WORK TO DO:
Will you output the entries below exactly, skipping every image they contain?

RECORDS SHOWN:
##########

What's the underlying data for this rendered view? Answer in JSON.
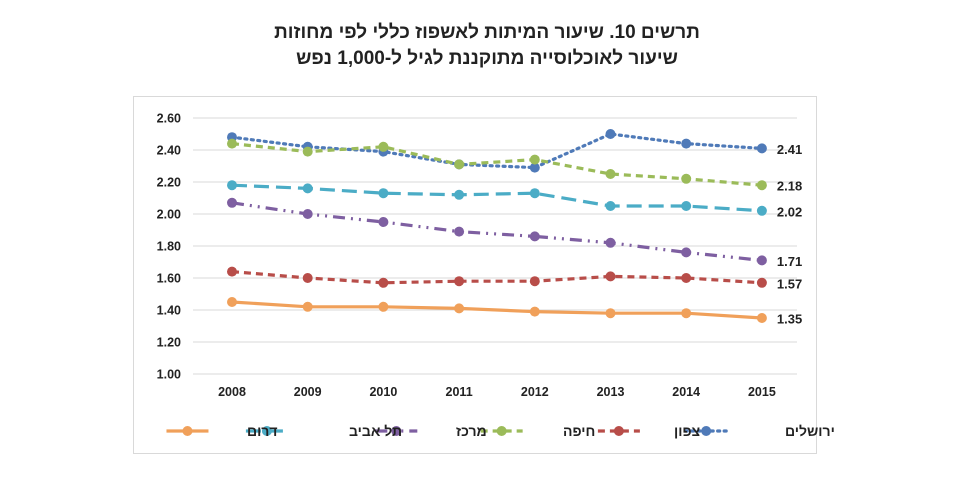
{
  "chart_data": {
    "type": "line",
    "title": "תרשים 10. שיעור המיתות לאשפוז כללי לפי מחוזות",
    "subtitle": "שיעור לאוכלוסייה מתוקננת לגיל ל-1,000 נפש",
    "xlabel": "",
    "ylabel": "",
    "categories": [
      "2008",
      "2009",
      "2010",
      "2011",
      "2012",
      "2013",
      "2014",
      "2015"
    ],
    "ylim": [
      1.0,
      2.6
    ],
    "yticks": [
      "1.00",
      "1.20",
      "1.40",
      "1.60",
      "1.80",
      "2.00",
      "2.20",
      "2.40",
      "2.60"
    ],
    "grid": true,
    "legend_position": "bottom",
    "series": [
      {
        "name": "ירושלים",
        "color": "#4f7ab8",
        "dash": "dot",
        "values": [
          2.48,
          2.42,
          2.39,
          2.31,
          2.29,
          2.5,
          2.44,
          2.41
        ],
        "end_label": "2.41"
      },
      {
        "name": "צפון",
        "color": "#b84d49",
        "dash": "dash",
        "values": [
          1.64,
          1.6,
          1.57,
          1.58,
          1.58,
          1.61,
          1.6,
          1.57
        ],
        "end_label": "1.57"
      },
      {
        "name": "חיפה",
        "color": "#9bbb59",
        "dash": "dash",
        "values": [
          2.44,
          2.39,
          2.42,
          2.31,
          2.34,
          2.25,
          2.22,
          2.18
        ],
        "end_label": "2.18"
      },
      {
        "name": "מרכז",
        "color": "#7e5fa1",
        "dash": "dashdotdot",
        "values": [
          2.07,
          2.0,
          1.95,
          1.89,
          1.86,
          1.82,
          1.76,
          1.71
        ],
        "end_label": "1.71"
      },
      {
        "name": "תל אביב",
        "color": "#4bacc6",
        "dash": "longdash",
        "values": [
          2.18,
          2.16,
          2.13,
          2.12,
          2.13,
          2.05,
          2.05,
          2.02
        ],
        "end_label": "2.02"
      },
      {
        "name": "דרום",
        "color": "#f0a05a",
        "dash": "solid",
        "values": [
          1.45,
          1.42,
          1.42,
          1.41,
          1.39,
          1.38,
          1.38,
          1.35
        ],
        "end_label": "1.35"
      }
    ]
  }
}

##########

EXERCISE SOLUTION:
What's the underlying data for this rendered view? Answer in JSON.
{
  "chart_data": {
    "type": "line",
    "title": "תרשים 10. שיעור המיתות לאשפוז כללי לפי מחוזות",
    "subtitle": "שיעור לאוכלוסייה מתוקננת לגיל ל-1,000 נפש",
    "xlabel": "",
    "ylabel": "",
    "categories": [
      "2008",
      "2009",
      "2010",
      "2011",
      "2012",
      "2013",
      "2014",
      "2015"
    ],
    "ylim": [
      1.0,
      2.6
    ],
    "yticks": [
      "1.00",
      "1.20",
      "1.40",
      "1.60",
      "1.80",
      "2.00",
      "2.20",
      "2.40",
      "2.60"
    ],
    "grid": true,
    "legend_position": "bottom",
    "series": [
      {
        "name": "ירושלים",
        "color": "#4f7ab8",
        "dash": "dot",
        "values": [
          2.48,
          2.42,
          2.39,
          2.31,
          2.29,
          2.5,
          2.44,
          2.41
        ],
        "end_label": "2.41"
      },
      {
        "name": "צפון",
        "color": "#b84d49",
        "dash": "dash",
        "values": [
          1.64,
          1.6,
          1.57,
          1.58,
          1.58,
          1.61,
          1.6,
          1.57
        ],
        "end_label": "1.57"
      },
      {
        "name": "חיפה",
        "color": "#9bbb59",
        "dash": "dash",
        "values": [
          2.44,
          2.39,
          2.42,
          2.31,
          2.34,
          2.25,
          2.22,
          2.18
        ],
        "end_label": "2.18"
      },
      {
        "name": "מרכז",
        "color": "#7e5fa1",
        "dash": "dashdotdot",
        "values": [
          2.07,
          2.0,
          1.95,
          1.89,
          1.86,
          1.82,
          1.76,
          1.71
        ],
        "end_label": "1.71"
      },
      {
        "name": "תל אביב",
        "color": "#4bacc6",
        "dash": "longdash",
        "values": [
          2.18,
          2.16,
          2.13,
          2.12,
          2.13,
          2.05,
          2.05,
          2.02
        ],
        "end_label": "2.02"
      },
      {
        "name": "דרום",
        "color": "#f0a05a",
        "dash": "solid",
        "values": [
          1.45,
          1.42,
          1.42,
          1.41,
          1.39,
          1.38,
          1.38,
          1.35
        ],
        "end_label": "1.35"
      }
    ]
  }
}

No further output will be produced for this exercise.